GOAL => Count how many lines hold the string "this", and give only that number.

Figure record extracts:
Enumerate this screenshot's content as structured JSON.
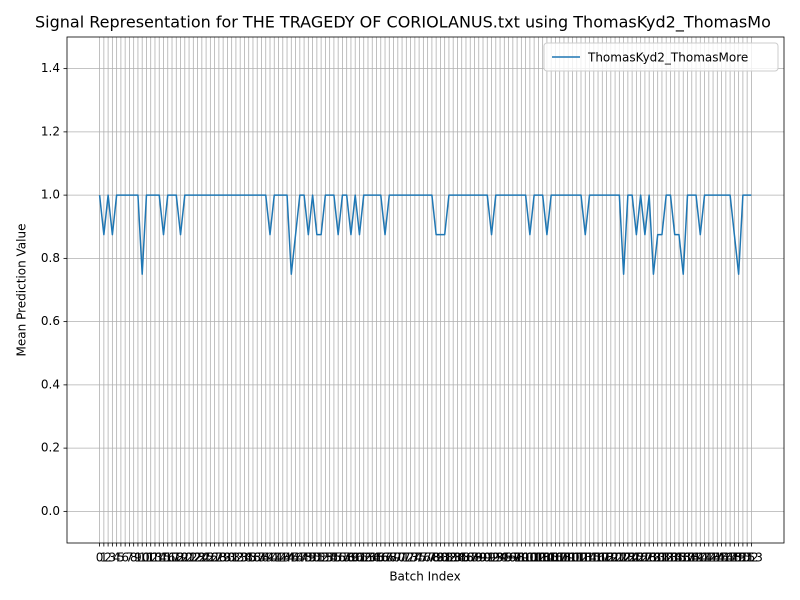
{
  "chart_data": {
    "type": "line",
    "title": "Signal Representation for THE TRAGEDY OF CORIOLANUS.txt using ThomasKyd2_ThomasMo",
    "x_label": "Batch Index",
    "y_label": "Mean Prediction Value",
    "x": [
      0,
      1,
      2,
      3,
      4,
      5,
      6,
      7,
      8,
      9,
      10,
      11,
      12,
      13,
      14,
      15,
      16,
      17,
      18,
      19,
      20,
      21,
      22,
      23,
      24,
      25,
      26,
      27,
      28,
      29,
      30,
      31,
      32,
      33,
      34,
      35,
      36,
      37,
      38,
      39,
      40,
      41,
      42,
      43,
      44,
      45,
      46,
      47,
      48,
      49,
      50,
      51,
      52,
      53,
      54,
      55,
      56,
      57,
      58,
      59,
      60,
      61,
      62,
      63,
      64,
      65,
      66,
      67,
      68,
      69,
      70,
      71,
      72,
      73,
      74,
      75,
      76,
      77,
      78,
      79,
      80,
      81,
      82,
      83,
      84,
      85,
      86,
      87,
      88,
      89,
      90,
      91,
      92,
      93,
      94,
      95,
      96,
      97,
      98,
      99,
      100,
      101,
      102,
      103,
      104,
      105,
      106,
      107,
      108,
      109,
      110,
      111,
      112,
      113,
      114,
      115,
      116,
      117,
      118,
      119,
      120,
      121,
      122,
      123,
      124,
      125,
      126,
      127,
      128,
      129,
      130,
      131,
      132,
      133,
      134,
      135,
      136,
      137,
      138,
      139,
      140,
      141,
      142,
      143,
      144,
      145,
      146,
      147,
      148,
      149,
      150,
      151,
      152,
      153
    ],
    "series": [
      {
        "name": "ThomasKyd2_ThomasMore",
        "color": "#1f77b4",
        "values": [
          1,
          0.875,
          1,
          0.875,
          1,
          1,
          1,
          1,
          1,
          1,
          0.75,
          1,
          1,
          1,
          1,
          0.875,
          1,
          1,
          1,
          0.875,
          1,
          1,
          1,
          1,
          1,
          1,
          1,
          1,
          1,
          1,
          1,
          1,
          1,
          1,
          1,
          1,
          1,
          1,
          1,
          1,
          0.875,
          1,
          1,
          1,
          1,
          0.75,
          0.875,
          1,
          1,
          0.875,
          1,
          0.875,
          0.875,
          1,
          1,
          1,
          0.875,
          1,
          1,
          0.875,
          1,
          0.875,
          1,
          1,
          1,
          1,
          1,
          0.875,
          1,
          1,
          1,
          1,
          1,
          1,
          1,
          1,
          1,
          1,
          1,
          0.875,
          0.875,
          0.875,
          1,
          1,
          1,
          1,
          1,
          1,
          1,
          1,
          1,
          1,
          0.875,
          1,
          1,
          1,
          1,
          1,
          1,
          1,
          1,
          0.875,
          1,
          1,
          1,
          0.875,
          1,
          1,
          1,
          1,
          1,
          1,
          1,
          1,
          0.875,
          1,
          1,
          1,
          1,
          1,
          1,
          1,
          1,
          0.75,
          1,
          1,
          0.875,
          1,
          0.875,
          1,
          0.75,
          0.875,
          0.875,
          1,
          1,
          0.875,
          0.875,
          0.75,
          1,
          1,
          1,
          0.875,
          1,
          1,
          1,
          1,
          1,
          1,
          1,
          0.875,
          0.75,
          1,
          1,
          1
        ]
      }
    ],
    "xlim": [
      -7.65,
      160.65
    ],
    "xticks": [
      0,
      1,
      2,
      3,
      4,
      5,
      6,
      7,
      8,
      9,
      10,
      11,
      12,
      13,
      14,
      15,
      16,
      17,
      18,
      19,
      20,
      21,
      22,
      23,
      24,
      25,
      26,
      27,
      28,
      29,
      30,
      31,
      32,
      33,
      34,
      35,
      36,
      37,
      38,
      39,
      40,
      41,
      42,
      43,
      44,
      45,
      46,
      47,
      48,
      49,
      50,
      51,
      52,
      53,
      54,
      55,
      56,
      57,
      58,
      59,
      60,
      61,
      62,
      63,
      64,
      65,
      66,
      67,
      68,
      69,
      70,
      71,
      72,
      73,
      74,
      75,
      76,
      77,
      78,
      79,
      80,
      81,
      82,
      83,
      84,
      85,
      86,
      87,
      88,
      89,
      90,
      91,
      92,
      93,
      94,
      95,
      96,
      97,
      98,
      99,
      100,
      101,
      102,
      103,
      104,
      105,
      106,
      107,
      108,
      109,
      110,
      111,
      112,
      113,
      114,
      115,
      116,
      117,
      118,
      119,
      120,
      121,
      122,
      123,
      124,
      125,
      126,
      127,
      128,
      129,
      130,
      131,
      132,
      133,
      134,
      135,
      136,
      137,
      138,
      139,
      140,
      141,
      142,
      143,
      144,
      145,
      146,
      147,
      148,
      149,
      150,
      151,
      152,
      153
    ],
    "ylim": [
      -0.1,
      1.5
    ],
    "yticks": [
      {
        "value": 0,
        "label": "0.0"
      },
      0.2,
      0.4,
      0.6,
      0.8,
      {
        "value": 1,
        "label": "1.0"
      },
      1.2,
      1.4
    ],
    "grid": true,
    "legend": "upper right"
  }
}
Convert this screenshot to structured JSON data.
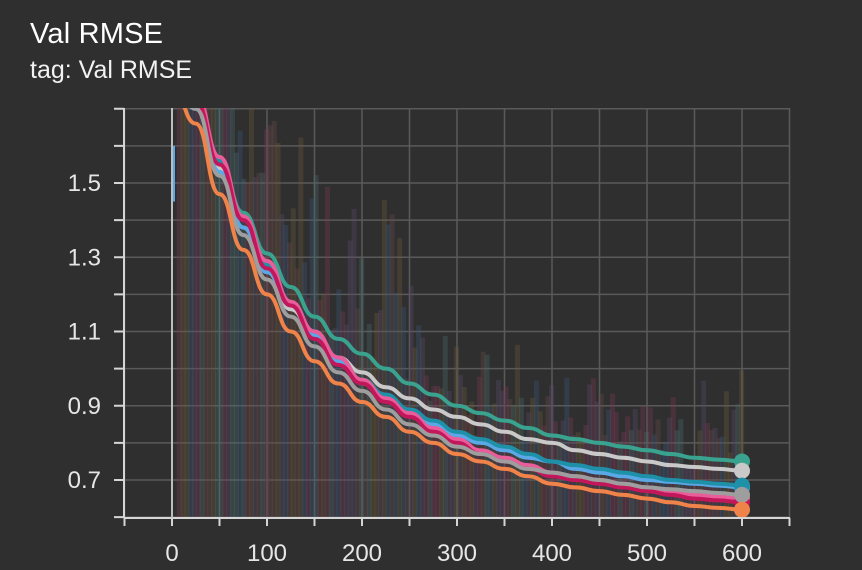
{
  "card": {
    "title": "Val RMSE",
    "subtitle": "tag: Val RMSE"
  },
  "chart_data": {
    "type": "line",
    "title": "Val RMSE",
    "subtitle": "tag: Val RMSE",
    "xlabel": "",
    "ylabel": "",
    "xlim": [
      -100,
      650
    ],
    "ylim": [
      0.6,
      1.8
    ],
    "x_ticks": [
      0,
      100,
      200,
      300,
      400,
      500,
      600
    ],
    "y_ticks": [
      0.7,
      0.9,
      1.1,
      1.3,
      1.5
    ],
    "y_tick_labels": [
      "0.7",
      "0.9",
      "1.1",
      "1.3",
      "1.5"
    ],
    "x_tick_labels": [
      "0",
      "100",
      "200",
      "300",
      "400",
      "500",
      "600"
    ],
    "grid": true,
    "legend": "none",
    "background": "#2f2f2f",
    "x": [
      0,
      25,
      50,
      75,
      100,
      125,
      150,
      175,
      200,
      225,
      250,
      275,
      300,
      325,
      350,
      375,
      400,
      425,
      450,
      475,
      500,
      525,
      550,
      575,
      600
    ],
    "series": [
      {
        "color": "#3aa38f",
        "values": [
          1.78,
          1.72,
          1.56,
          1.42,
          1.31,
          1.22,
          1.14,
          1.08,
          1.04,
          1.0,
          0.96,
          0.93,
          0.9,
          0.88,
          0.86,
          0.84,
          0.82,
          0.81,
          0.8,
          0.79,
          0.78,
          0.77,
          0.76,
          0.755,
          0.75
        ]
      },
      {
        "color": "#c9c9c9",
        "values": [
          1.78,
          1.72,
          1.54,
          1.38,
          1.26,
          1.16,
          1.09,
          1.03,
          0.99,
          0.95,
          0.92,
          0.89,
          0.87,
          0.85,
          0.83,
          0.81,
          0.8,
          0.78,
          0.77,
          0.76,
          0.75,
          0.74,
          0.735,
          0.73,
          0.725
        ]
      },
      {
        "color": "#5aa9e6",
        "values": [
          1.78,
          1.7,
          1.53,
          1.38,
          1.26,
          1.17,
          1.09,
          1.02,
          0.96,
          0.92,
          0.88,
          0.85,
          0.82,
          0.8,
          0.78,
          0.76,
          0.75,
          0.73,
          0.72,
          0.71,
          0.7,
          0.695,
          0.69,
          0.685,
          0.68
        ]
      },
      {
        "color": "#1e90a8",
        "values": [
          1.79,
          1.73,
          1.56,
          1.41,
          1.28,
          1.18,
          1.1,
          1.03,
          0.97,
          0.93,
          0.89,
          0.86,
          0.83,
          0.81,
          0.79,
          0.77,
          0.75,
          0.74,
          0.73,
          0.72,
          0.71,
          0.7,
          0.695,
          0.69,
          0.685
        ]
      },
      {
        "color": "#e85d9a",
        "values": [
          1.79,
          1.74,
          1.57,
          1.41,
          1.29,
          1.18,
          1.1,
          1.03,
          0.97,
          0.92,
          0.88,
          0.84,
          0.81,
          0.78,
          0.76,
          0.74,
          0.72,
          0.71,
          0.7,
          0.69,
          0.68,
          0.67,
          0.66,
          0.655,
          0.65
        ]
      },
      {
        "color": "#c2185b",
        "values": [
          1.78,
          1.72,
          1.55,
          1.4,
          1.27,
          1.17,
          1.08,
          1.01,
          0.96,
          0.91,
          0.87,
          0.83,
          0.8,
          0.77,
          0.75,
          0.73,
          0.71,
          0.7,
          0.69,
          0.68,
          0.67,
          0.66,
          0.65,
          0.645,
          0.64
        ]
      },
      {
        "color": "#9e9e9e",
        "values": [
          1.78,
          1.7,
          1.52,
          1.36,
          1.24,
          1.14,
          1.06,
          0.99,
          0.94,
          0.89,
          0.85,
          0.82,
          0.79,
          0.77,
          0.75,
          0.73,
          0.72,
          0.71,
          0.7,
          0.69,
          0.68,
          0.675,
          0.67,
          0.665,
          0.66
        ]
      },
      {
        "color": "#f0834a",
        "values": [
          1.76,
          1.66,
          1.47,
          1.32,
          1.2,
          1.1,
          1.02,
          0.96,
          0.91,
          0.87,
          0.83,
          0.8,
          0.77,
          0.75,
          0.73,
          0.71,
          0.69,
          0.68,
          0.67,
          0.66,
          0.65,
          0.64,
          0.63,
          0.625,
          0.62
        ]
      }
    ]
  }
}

RESPONSE TO THE EXERCISE => 2